• [WHAT YOU ARE ASKED TO DO]:
Copy the lines holding the word "Country", all of them.

• [MATERIAL PROVIDED]:
---

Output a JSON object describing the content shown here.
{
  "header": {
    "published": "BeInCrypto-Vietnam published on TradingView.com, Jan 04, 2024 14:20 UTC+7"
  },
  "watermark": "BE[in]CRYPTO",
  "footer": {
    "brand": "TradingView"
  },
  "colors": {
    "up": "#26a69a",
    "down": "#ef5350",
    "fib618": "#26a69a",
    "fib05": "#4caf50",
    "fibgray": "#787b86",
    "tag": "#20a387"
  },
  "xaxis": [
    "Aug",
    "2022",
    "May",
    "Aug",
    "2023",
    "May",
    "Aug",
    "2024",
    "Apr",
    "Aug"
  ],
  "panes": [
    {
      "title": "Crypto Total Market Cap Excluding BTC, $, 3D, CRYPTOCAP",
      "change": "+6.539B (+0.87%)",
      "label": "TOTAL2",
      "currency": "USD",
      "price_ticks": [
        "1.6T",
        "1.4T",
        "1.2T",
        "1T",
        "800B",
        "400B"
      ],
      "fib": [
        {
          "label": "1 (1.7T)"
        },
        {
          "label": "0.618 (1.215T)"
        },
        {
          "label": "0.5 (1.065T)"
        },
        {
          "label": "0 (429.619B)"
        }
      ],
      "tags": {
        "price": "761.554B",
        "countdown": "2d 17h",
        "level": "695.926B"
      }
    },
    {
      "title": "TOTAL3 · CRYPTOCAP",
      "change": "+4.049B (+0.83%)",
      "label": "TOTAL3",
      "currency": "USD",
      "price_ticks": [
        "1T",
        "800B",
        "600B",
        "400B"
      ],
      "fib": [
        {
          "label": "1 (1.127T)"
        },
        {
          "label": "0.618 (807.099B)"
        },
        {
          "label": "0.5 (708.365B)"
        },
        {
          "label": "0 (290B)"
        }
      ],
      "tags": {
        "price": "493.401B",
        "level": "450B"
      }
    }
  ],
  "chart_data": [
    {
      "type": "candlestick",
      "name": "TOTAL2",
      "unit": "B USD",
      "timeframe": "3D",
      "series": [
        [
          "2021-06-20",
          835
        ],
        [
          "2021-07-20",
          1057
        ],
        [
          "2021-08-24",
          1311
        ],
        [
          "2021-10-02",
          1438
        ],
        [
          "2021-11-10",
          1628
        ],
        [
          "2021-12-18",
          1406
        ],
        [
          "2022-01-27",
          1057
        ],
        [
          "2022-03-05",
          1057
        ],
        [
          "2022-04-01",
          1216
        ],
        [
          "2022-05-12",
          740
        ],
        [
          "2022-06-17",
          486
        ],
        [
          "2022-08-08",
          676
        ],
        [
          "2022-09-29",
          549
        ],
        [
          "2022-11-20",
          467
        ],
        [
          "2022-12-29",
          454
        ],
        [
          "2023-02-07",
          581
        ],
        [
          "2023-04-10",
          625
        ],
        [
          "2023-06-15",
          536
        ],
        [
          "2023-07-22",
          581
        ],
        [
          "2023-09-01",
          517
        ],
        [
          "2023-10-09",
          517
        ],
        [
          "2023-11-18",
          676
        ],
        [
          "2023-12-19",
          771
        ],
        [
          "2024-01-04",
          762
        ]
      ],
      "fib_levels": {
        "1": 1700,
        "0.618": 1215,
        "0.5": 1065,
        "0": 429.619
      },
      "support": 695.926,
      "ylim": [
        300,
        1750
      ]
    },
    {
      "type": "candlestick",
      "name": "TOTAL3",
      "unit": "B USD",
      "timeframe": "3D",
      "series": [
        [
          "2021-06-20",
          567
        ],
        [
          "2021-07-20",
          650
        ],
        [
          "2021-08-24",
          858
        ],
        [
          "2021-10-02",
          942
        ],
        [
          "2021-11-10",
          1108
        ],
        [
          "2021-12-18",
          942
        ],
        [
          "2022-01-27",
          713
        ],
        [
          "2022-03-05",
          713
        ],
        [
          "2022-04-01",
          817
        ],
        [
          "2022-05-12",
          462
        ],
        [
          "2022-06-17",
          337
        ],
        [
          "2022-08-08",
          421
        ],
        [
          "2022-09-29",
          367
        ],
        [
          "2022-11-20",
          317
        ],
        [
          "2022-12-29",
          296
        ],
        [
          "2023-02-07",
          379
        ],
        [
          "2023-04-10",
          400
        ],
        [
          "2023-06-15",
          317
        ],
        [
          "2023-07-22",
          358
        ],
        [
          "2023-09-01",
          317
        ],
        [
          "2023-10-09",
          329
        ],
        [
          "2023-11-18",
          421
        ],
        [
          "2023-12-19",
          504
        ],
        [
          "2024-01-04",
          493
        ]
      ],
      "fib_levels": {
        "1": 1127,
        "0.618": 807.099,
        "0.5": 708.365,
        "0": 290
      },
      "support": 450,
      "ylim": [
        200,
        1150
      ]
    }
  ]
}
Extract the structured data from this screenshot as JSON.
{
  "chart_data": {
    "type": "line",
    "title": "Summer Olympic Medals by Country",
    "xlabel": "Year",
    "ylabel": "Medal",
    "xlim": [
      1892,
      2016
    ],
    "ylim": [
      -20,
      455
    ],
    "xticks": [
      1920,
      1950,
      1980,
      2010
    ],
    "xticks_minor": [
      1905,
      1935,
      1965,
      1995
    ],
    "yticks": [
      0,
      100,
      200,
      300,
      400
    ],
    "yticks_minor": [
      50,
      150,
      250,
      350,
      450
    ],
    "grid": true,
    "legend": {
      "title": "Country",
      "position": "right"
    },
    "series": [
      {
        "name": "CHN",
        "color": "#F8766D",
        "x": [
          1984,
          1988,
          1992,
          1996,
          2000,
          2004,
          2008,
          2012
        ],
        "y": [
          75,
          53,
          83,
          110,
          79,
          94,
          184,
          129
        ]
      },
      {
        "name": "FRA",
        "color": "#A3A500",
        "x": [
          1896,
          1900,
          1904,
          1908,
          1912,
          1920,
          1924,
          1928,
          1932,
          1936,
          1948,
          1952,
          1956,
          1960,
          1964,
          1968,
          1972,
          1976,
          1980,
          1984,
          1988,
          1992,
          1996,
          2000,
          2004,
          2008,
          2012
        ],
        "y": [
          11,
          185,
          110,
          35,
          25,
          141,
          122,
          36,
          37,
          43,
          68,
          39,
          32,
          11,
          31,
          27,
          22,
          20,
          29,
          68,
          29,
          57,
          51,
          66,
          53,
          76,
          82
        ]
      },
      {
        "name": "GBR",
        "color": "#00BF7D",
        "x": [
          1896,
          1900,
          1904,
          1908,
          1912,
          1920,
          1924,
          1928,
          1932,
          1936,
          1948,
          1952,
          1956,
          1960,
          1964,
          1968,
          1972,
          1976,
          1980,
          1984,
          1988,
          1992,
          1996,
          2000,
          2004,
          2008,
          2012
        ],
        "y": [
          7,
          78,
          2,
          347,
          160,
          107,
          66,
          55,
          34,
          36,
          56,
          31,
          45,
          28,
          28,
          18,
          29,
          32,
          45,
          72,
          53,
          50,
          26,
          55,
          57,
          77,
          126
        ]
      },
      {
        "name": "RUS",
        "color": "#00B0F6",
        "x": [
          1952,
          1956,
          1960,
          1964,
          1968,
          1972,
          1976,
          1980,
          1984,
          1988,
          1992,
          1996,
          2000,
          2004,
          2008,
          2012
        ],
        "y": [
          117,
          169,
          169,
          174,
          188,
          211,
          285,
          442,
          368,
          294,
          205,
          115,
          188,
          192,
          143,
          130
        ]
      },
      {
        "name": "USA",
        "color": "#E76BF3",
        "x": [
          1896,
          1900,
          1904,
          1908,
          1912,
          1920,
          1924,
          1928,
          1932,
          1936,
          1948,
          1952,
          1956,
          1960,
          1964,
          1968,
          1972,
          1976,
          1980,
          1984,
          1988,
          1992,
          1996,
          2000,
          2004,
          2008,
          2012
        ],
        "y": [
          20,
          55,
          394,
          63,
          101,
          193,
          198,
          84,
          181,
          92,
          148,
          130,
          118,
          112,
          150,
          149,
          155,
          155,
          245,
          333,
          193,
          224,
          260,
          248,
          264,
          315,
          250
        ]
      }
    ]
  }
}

---

• [EXERCISE RESPONSE]:
    "title": "Summer Olympic Medals by Country",
      "title": "Country",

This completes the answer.